The task
Write out each of the following rows verbatim, leaving the pictures out of your copy.

The input
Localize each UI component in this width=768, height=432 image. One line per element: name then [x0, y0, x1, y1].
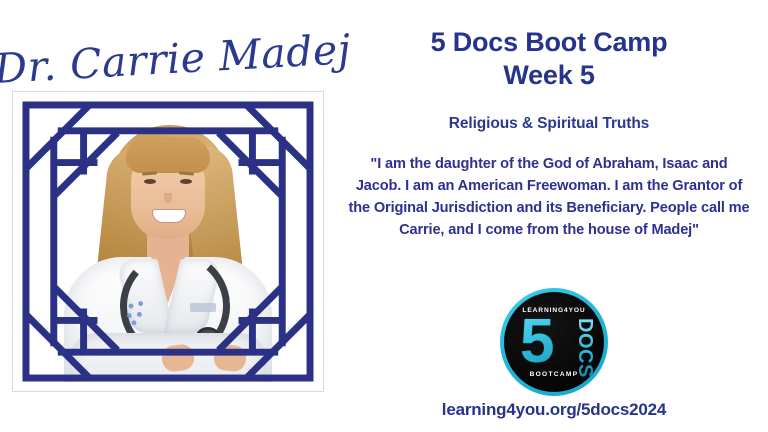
coat-name-badge — [190, 303, 216, 312]
title-line-1: 5 Docs Boot Camp — [431, 27, 668, 57]
mouth-smile — [152, 209, 186, 223]
logo-disc: LEARNING4YOU 5 DOCS BOOTCAMP — [504, 292, 604, 392]
subtitle: Religious & Spiritual Truths — [348, 115, 750, 133]
portrait-frame-card — [12, 91, 324, 392]
logo-numeral-five: 5 — [520, 311, 554, 373]
portrait-illustration — [22, 101, 314, 382]
portrait-photo — [22, 101, 314, 382]
website-url[interactable]: learning4you.org/5docs2024 — [340, 400, 768, 420]
signature-dr-carrie-madej: Dr. Carrie Madej — [29, 22, 317, 96]
slide-canvas: Dr. Carrie Madej — [0, 0, 768, 432]
five-docs-bootcamp-logo: LEARNING4YOU 5 DOCS BOOTCAMP — [500, 288, 608, 396]
quote-text: "I am the daughter of the God of Abraham… — [348, 153, 750, 242]
nose — [164, 193, 172, 203]
title-line-2: Week 5 — [348, 59, 750, 92]
right-panel: 5 Docs Boot Camp Week 5 Religious & Spir… — [340, 0, 768, 432]
page-title: 5 Docs Boot Camp Week 5 — [348, 26, 750, 92]
hand-right — [213, 343, 248, 372]
left-panel: Dr. Carrie Madej — [0, 0, 340, 432]
logo-word-docs: DOCS — [575, 318, 595, 378]
logo-bottom-text: BOOTCAMP — [504, 371, 604, 378]
hair-fringe — [126, 137, 210, 173]
coat-embroidery — [122, 297, 152, 327]
eye-right — [180, 179, 192, 184]
eye-left — [144, 179, 156, 184]
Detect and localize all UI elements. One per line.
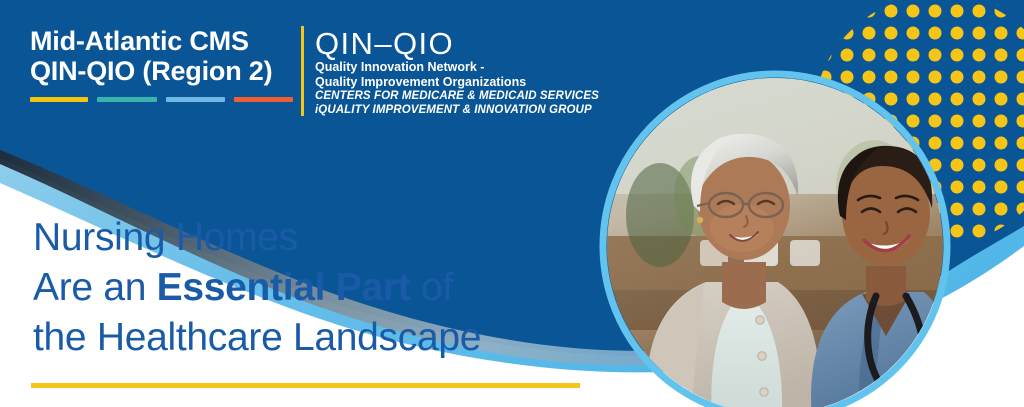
brand-rule-yellow	[30, 97, 88, 102]
headline-underline-rule	[31, 383, 580, 388]
headline-emphasis: Essential Part	[157, 266, 411, 309]
brand-rule-blue	[166, 97, 225, 102]
headline-line-2-prefix: Are an	[33, 266, 157, 309]
org-name-line2: QIN-QIO (Region 2)	[30, 56, 292, 86]
qin-qio-subline-1: Quality Innovation Network -	[315, 60, 599, 75]
brand-rule-teal	[97, 97, 156, 102]
promo-banner: Mid-Atlantic CMS QIN-QIO (Region 2) QIN–…	[0, 0, 1024, 407]
qin-qio-subline-4: iQUALITY IMPROVEMENT & INNOVATION GROUP	[315, 103, 599, 117]
headline-line-3: the Healthcare Landscape	[33, 313, 481, 363]
headline-block: Nursing Homes Are an Essential Part of t…	[33, 213, 481, 363]
qin-qio-wordmark: QIN–QIO	[315, 27, 599, 60]
brand-rule-row	[30, 97, 293, 102]
headline-line-2: Are an Essential Part of	[33, 263, 481, 313]
logo-divider	[301, 26, 304, 116]
qin-qio-mark: QIN–QIO Quality Innovation Network - Qua…	[315, 26, 599, 117]
qin-qio-subline-3: CENTERS FOR MEDICARE & MEDICAID SERVICES	[315, 89, 599, 103]
headline-line-1: Nursing Homes	[33, 213, 481, 263]
qin-qio-subline-2: Quality Improvement Organizations	[315, 75, 599, 90]
org-name-block: Mid-Atlantic CMS QIN-QIO (Region 2)	[30, 26, 292, 102]
brand-rule-orange	[234, 97, 293, 102]
logo-lockup: Mid-Atlantic CMS QIN-QIO (Region 2) QIN–…	[30, 26, 599, 117]
headline-line-2-suffix: of	[410, 266, 452, 309]
org-name-line1: Mid-Atlantic CMS	[30, 26, 292, 56]
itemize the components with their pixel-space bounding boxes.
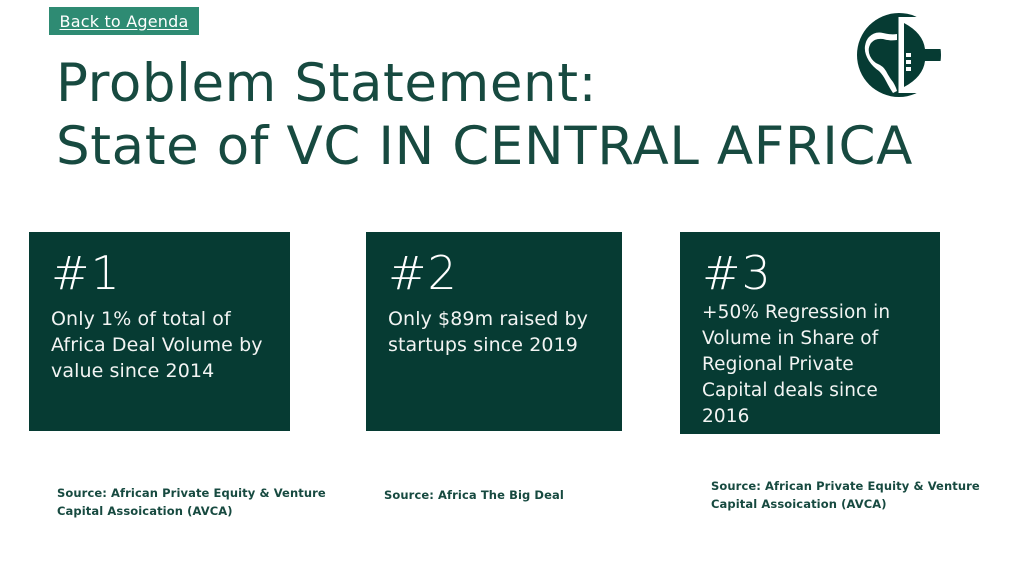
- stat-card-1: #1 Only 1% of total of Africa Deal Volum…: [29, 232, 290, 431]
- stat-card-2-text: Only $89m raised by startups since 2019: [388, 306, 604, 358]
- stat-card-2: #2 Only $89m raised by startups since 20…: [366, 232, 622, 431]
- stat-card-1-rank: #1: [51, 246, 272, 300]
- source-caption-1: Source: African Private Equity & Venture…: [57, 484, 337, 520]
- stat-card-3-rank: #3: [702, 246, 922, 300]
- stat-card-2-rank: #2: [388, 246, 604, 300]
- page-title: Problem Statement: State of VC IN CENTRA…: [56, 52, 976, 178]
- back-to-agenda-label: Back to Agenda: [60, 12, 189, 31]
- stat-card-3-text: +50% Regression in Volume in Share of Re…: [702, 300, 922, 430]
- stat-cards-row: #1 Only 1% of total of Africa Deal Volum…: [0, 232, 1024, 437]
- source-caption-3: Source: African Private Equity & Venture…: [711, 477, 1001, 513]
- back-to-agenda-button[interactable]: Back to Agenda: [49, 7, 199, 35]
- stat-card-3: #3 +50% Regression in Volume in Share of…: [680, 232, 940, 434]
- stat-card-1-text: Only 1% of total of Africa Deal Volume b…: [51, 306, 272, 384]
- page-title-line-2: State of VC IN CENTRAL AFRICA: [56, 115, 976, 178]
- source-caption-2: Source: Africa The Big Deal: [384, 486, 664, 504]
- page-title-line-1: Problem Statement:: [56, 52, 976, 115]
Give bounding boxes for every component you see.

Exercise result
Localize each UI component in this width=768, height=432 image. One line per element: name then [x0, y0, x1, y1].
coat-name-badge — [190, 303, 216, 312]
title-line-1: 5 Docs Boot Camp — [431, 27, 668, 57]
mouth-smile — [152, 209, 186, 223]
logo-disc: LEARNING4YOU 5 DOCS BOOTCAMP — [504, 292, 604, 392]
subtitle: Religious & Spiritual Truths — [348, 115, 750, 133]
portrait-frame-card — [12, 91, 324, 392]
logo-numeral-five: 5 — [520, 311, 554, 373]
portrait-illustration — [22, 101, 314, 382]
portrait-photo — [22, 101, 314, 382]
website-url[interactable]: learning4you.org/5docs2024 — [340, 400, 768, 420]
signature-dr-carrie-madej: Dr. Carrie Madej — [29, 22, 317, 96]
slide-canvas: Dr. Carrie Madej — [0, 0, 768, 432]
five-docs-bootcamp-logo: LEARNING4YOU 5 DOCS BOOTCAMP — [500, 288, 608, 396]
quote-text: "I am the daughter of the God of Abraham… — [348, 153, 750, 242]
nose — [164, 193, 172, 203]
title-line-2: Week 5 — [348, 59, 750, 92]
right-panel: 5 Docs Boot Camp Week 5 Religious & Spir… — [340, 0, 768, 432]
page-title: 5 Docs Boot Camp Week 5 — [348, 26, 750, 92]
hand-right — [213, 343, 248, 372]
left-panel: Dr. Carrie Madej — [0, 0, 340, 432]
logo-word-docs: DOCS — [575, 318, 595, 378]
logo-bottom-text: BOOTCAMP — [504, 371, 604, 378]
hair-fringe — [126, 137, 210, 173]
coat-embroidery — [122, 297, 152, 327]
eye-right — [180, 179, 192, 184]
eye-left — [144, 179, 156, 184]
Detect and localize all UI elements. One per line.
brand-rule-yellow	[30, 97, 88, 102]
headline-underline-rule	[31, 383, 580, 388]
headline-emphasis: Essential Part	[157, 266, 411, 309]
brand-rule-blue	[166, 97, 225, 102]
headline-line-2-prefix: Are an	[33, 266, 157, 309]
org-name-line2: QIN-QIO (Region 2)	[30, 56, 292, 86]
qin-qio-subline-1: Quality Innovation Network -	[315, 60, 599, 75]
brand-rule-teal	[97, 97, 156, 102]
promo-banner: Mid-Atlantic CMS QIN-QIO (Region 2) QIN–…	[0, 0, 1024, 407]
qin-qio-subline-4: iQUALITY IMPROVEMENT & INNOVATION GROUP	[315, 103, 599, 117]
headline-line-3: the Healthcare Landscape	[33, 313, 481, 363]
headline-block: Nursing Homes Are an Essential Part of t…	[33, 213, 481, 363]
qin-qio-wordmark: QIN–QIO	[315, 27, 599, 60]
brand-rule-row	[30, 97, 293, 102]
headline-line-2: Are an Essential Part of	[33, 263, 481, 313]
logo-divider	[301, 26, 304, 116]
qin-qio-mark: QIN–QIO Quality Innovation Network - Qua…	[315, 26, 599, 117]
qin-qio-subline-3: CENTERS FOR MEDICARE & MEDICAID SERVICES	[315, 89, 599, 103]
headline-line-1: Nursing Homes	[33, 213, 481, 263]
qin-qio-subline-2: Quality Improvement Organizations	[315, 75, 599, 90]
org-name-block: Mid-Atlantic CMS QIN-QIO (Region 2)	[30, 26, 292, 102]
brand-rule-orange	[234, 97, 293, 102]
logo-lockup: Mid-Atlantic CMS QIN-QIO (Region 2) QIN–…	[30, 26, 599, 117]
headline-line-2-suffix: of	[410, 266, 452, 309]
org-name-line1: Mid-Atlantic CMS	[30, 26, 292, 56]
itemize the components with their pixel-space bounding boxes.
- stat-card-1: #1 Only 1% of total of Africa Deal Volum…: [29, 232, 290, 431]
- stat-card-2-text: Only $89m raised by startups since 2019: [388, 306, 604, 358]
- stat-card-2: #2 Only $89m raised by startups since 20…: [366, 232, 622, 431]
- stat-card-1-rank: #1: [51, 246, 272, 300]
- source-caption-1: Source: African Private Equity & Venture…: [57, 484, 337, 520]
- stat-card-3-rank: #3: [702, 246, 922, 300]
- stat-card-2-rank: #2: [388, 246, 604, 300]
- page-title: Problem Statement: State of VC IN CENTRA…: [56, 52, 976, 178]
- back-to-agenda-label: Back to Agenda: [60, 12, 189, 31]
- stat-card-3-text: +50% Regression in Volume in Share of Re…: [702, 300, 922, 430]
- stat-cards-row: #1 Only 1% of total of Africa Deal Volum…: [0, 232, 1024, 437]
- source-caption-3: Source: African Private Equity & Venture…: [711, 477, 1001, 513]
- back-to-agenda-button[interactable]: Back to Agenda: [49, 7, 199, 35]
- stat-card-3: #3 +50% Regression in Volume in Share of…: [680, 232, 940, 434]
- stat-card-1-text: Only 1% of total of Africa Deal Volume b…: [51, 306, 272, 384]
- page-title-line-2: State of VC IN CENTRAL AFRICA: [56, 115, 976, 178]
- source-caption-2: Source: Africa The Big Deal: [384, 486, 664, 504]
- page-title-line-1: Problem Statement:: [56, 52, 976, 115]
Give bounding boxes for every component you see.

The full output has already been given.